- Requirements
Please return the full listing below without altering anything.

- Material supplied
■ ■ ■ ■
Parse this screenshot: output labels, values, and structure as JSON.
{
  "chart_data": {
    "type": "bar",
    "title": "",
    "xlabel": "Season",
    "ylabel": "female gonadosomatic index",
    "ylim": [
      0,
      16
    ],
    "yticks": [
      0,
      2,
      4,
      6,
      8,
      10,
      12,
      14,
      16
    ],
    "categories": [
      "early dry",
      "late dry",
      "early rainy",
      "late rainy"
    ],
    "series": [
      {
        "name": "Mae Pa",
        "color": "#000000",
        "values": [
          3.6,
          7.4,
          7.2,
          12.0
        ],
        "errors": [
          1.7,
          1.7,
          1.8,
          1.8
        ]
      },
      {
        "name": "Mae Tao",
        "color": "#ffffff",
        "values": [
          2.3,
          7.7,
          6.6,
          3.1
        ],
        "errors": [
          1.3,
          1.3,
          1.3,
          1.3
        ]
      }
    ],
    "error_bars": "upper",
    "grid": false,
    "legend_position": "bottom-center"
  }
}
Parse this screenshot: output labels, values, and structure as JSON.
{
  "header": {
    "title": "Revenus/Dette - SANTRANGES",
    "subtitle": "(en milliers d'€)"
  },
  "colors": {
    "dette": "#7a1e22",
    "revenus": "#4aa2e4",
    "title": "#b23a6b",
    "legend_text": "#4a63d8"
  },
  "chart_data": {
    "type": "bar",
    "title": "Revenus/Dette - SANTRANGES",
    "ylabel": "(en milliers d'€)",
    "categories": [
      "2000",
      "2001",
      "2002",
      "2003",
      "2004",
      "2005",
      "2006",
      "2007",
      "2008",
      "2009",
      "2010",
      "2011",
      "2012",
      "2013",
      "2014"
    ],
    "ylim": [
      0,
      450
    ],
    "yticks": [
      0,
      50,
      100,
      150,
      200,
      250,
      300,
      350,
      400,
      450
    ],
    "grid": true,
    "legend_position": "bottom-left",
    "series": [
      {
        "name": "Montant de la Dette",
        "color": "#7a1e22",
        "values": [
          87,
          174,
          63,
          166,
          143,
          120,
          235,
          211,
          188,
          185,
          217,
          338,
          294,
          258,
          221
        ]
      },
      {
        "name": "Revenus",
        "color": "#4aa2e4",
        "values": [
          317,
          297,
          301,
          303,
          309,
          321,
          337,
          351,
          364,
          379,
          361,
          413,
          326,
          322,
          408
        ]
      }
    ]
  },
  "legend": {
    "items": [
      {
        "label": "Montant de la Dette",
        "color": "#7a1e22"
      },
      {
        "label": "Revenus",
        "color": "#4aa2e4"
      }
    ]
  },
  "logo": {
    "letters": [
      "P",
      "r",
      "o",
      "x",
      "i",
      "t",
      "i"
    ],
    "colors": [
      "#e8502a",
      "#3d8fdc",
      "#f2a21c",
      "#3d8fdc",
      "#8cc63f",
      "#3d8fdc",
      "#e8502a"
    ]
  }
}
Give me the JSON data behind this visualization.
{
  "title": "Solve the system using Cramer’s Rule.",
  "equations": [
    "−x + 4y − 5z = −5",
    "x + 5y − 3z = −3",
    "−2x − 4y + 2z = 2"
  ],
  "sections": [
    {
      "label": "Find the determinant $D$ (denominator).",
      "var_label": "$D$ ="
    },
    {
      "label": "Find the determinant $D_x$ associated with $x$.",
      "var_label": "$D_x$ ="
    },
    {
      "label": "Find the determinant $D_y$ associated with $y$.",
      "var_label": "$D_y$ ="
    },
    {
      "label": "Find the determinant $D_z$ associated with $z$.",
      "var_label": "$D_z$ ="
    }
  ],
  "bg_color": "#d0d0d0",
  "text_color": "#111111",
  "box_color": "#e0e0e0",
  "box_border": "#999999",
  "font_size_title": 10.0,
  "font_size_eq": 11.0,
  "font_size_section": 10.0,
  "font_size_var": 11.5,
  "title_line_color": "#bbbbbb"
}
■ ■ ■ ■
- Answer to this problem
Parse this screenshot: output labels, values, and structure as JSON.
{
  "chart_data": {
    "type": "bar",
    "title": "",
    "xlabel": "Season",
    "ylabel": "female gonadosomatic index",
    "ylim": [
      0,
      16
    ],
    "yticks": [
      0,
      2,
      4,
      6,
      8,
      10,
      12,
      14,
      16
    ],
    "categories": [
      "early dry",
      "late dry",
      "early rainy",
      "late rainy"
    ],
    "series": [
      {
        "name": "Mae Pa",
        "color": "#000000",
        "values": [
          3.6,
          7.4,
          7.2,
          12.0
        ],
        "errors": [
          1.7,
          1.7,
          1.8,
          1.8
        ]
      },
      {
        "name": "Mae Tao",
        "color": "#ffffff",
        "values": [
          2.3,
          7.7,
          6.6,
          3.1
        ],
        "errors": [
          1.3,
          1.3,
          1.3,
          1.3
        ]
      }
    ],
    "error_bars": "upper",
    "grid": false,
    "legend_position": "bottom-center"
  }
}
Parse this screenshot: output labels, values, and structure as JSON.
{
  "header": {
    "title": "Revenus/Dette - SANTRANGES",
    "subtitle": "(en milliers d'€)"
  },
  "colors": {
    "dette": "#7a1e22",
    "revenus": "#4aa2e4",
    "title": "#b23a6b",
    "legend_text": "#4a63d8"
  },
  "chart_data": {
    "type": "bar",
    "title": "Revenus/Dette - SANTRANGES",
    "ylabel": "(en milliers d'€)",
    "categories": [
      "2000",
      "2001",
      "2002",
      "2003",
      "2004",
      "2005",
      "2006",
      "2007",
      "2008",
      "2009",
      "2010",
      "2011",
      "2012",
      "2013",
      "2014"
    ],
    "ylim": [
      0,
      450
    ],
    "yticks": [
      0,
      50,
      100,
      150,
      200,
      250,
      300,
      350,
      400,
      450
    ],
    "grid": true,
    "legend_position": "bottom-left",
    "series": [
      {
        "name": "Montant de la Dette",
        "color": "#7a1e22",
        "values": [
          87,
          174,
          63,
          166,
          143,
          120,
          235,
          211,
          188,
          185,
          217,
          338,
          294,
          258,
          221
        ]
      },
      {
        "name": "Revenus",
        "color": "#4aa2e4",
        "values": [
          317,
          297,
          301,
          303,
          309,
          321,
          337,
          351,
          364,
          379,
          361,
          413,
          326,
          322,
          408
        ]
      }
    ]
  },
  "legend": {
    "items": [
      {
        "label": "Montant de la Dette",
        "color": "#7a1e22"
      },
      {
        "label": "Revenus",
        "color": "#4aa2e4"
      }
    ]
  },
  "logo": {
    "letters": [
      "P",
      "r",
      "o",
      "x",
      "i",
      "t",
      "i"
    ],
    "colors": [
      "#e8502a",
      "#3d8fdc",
      "#f2a21c",
      "#3d8fdc",
      "#8cc63f",
      "#3d8fdc",
      "#e8502a"
    ]
  }
}
Give me the JSON data behind this visualization.
{
  "title": "Solve the system using Cramer’s Rule.",
  "equations": [
    "−x + 4y − 5z = −5",
    "x + 5y − 3z = −3",
    "−2x − 4y + 2z = 2"
  ],
  "sections": [
    {
      "label": "Find the determinant $D$ (denominator).",
      "var_label": "$D$ ="
    },
    {
      "label": "Find the determinant $D_x$ associated with $x$.",
      "var_label": "$D_x$ ="
    },
    {
      "label": "Find the determinant $D_y$ associated with $y$.",
      "var_label": "$D_y$ ="
    },
    {
      "label": "Find the determinant $D_z$ associated with $z$.",
      "var_label": "$D_z$ ="
    }
  ],
  "bg_color": "#d0d0d0",
  "text_color": "#111111",
  "box_color": "#e0e0e0",
  "box_border": "#999999",
  "font_size_title": 10.0,
  "font_size_eq": 11.0,
  "font_size_section": 10.0,
  "font_size_var": 11.5,
  "title_line_color": "#bbbbbb"
}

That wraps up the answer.